- **TASK INSTRUCTIONS**
Gather all lines containing the string "title" and copy them out.

****

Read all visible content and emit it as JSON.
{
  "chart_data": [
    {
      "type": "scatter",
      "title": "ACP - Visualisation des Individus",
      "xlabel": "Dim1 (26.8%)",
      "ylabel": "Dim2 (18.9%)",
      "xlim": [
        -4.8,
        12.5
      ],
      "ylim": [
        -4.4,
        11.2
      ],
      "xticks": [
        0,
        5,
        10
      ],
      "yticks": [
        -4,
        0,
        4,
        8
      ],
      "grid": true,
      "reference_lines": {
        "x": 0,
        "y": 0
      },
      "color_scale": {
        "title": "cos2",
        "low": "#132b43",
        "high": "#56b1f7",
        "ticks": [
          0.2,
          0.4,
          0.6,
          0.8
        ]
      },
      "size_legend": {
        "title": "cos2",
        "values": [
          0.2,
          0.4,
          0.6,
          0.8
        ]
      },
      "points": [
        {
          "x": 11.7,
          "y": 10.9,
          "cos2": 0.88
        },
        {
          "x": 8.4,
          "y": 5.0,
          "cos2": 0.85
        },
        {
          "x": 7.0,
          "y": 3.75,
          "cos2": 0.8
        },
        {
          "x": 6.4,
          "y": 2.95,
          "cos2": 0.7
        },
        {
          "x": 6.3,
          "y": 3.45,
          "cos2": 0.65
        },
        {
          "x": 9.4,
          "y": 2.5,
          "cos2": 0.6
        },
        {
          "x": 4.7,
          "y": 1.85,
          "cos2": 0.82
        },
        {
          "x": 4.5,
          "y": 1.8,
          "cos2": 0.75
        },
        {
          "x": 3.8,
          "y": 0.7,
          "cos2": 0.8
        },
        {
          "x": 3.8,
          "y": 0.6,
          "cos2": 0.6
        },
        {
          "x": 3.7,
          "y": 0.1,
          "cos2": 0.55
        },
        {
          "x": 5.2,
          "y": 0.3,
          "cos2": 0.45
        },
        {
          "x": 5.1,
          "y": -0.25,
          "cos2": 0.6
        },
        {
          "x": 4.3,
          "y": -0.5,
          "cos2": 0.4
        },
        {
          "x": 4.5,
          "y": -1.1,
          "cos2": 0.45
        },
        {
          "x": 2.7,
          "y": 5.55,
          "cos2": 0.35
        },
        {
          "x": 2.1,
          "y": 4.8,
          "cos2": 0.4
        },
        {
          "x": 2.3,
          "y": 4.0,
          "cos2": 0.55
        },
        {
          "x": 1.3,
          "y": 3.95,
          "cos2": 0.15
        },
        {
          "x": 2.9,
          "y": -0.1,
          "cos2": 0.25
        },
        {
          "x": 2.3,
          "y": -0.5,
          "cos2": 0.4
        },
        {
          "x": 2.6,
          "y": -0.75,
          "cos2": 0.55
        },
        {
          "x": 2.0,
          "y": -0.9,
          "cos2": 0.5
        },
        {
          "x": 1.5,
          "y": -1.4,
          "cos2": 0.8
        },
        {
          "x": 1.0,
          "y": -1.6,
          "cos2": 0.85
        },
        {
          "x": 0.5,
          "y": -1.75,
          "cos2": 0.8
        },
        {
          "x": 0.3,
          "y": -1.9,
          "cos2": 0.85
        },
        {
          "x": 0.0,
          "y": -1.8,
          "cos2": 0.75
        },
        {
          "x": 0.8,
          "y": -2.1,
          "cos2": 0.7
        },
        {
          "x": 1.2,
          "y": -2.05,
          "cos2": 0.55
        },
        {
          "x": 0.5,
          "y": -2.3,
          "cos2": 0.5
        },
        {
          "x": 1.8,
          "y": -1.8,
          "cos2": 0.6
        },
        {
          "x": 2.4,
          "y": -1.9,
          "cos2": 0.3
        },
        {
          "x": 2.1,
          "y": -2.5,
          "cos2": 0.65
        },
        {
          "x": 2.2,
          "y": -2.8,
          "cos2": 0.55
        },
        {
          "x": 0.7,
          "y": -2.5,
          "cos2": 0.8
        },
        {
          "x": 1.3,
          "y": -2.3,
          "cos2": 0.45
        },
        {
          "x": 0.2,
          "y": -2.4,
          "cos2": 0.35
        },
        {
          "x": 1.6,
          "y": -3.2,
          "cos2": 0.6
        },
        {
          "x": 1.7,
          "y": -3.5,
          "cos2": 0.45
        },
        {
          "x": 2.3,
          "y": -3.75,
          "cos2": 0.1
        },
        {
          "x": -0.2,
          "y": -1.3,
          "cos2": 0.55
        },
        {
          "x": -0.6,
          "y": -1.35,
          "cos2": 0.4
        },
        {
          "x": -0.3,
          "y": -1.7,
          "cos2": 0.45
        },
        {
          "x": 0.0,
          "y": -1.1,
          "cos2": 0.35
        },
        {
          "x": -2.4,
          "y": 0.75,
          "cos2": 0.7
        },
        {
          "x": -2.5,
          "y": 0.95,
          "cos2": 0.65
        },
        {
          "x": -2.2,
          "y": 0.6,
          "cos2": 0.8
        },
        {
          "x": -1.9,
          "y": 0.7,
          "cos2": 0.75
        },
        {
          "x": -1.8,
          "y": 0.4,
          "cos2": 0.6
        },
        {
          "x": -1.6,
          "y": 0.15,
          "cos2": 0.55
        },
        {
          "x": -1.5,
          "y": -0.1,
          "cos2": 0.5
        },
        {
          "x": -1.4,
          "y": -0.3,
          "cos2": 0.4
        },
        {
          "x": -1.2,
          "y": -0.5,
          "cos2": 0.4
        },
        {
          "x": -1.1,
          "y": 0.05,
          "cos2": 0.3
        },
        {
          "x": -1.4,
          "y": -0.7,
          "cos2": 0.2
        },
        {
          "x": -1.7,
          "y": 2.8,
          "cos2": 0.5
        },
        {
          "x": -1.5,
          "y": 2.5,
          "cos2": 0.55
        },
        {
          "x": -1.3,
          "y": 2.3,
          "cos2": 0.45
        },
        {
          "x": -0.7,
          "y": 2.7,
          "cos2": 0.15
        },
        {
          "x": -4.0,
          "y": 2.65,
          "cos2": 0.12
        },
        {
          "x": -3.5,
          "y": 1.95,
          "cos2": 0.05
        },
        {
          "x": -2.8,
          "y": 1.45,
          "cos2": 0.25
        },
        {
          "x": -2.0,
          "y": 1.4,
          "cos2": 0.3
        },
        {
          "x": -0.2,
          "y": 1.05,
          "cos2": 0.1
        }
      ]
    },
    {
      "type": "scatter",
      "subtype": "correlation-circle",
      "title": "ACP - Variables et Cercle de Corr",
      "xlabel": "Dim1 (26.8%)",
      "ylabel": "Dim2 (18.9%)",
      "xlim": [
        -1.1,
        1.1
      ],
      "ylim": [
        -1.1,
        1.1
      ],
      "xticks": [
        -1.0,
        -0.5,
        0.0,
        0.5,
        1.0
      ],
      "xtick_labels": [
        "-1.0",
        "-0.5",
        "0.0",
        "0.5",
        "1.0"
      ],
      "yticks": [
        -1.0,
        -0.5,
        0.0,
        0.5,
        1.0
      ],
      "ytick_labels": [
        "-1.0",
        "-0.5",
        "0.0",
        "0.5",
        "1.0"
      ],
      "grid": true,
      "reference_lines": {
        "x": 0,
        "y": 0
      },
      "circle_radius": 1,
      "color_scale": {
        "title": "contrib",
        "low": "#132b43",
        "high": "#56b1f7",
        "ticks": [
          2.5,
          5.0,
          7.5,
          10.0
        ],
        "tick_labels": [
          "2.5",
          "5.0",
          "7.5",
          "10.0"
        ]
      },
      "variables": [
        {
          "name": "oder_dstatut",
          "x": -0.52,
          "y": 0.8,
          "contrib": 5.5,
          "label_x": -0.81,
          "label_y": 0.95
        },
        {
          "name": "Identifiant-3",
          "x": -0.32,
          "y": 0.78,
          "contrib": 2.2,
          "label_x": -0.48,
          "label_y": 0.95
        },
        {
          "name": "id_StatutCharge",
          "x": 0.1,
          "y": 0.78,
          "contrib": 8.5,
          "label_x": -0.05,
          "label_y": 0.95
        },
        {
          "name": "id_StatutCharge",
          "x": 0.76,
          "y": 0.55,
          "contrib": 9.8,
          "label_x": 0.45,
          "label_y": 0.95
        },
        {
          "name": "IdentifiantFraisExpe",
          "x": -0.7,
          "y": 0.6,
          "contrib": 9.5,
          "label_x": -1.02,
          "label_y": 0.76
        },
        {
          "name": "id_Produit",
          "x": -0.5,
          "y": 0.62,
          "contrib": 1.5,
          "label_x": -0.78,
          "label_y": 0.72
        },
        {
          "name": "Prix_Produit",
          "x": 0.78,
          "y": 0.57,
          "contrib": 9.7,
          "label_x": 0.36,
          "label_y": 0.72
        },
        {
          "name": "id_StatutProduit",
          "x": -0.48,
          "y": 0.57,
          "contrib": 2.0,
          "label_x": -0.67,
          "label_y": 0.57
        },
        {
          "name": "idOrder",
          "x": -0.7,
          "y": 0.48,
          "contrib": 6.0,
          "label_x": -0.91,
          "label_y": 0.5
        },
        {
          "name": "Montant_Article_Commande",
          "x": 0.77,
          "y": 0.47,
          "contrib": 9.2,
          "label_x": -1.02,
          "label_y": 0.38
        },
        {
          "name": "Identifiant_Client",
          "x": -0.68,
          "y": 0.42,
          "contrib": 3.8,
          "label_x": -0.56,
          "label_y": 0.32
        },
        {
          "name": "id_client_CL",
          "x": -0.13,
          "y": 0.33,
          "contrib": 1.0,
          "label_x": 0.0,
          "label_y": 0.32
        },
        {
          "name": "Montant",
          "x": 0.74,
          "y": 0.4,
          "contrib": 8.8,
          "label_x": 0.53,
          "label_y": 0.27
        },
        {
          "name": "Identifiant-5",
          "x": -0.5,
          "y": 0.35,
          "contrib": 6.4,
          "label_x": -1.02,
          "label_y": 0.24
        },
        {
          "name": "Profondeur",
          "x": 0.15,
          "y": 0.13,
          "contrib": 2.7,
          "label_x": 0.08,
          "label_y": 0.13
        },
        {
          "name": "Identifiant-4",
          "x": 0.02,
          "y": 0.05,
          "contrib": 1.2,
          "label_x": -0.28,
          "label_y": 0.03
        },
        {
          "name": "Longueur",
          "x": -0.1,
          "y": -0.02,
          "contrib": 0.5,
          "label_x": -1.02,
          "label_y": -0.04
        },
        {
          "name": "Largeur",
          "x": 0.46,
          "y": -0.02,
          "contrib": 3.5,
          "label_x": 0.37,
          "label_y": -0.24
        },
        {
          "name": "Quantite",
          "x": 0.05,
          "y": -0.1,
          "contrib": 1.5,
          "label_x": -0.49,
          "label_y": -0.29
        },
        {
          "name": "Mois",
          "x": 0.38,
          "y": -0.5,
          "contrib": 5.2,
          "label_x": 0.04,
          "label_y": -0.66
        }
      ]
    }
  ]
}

****

- **EXERCISE OUTPUT**
      "title": "ACP - Visualisation des Individus",
        "title": "cos2",
        "title": "cos2",
      "title": "ACP - Variables et Cercle de Corr",
        "title": "contrib",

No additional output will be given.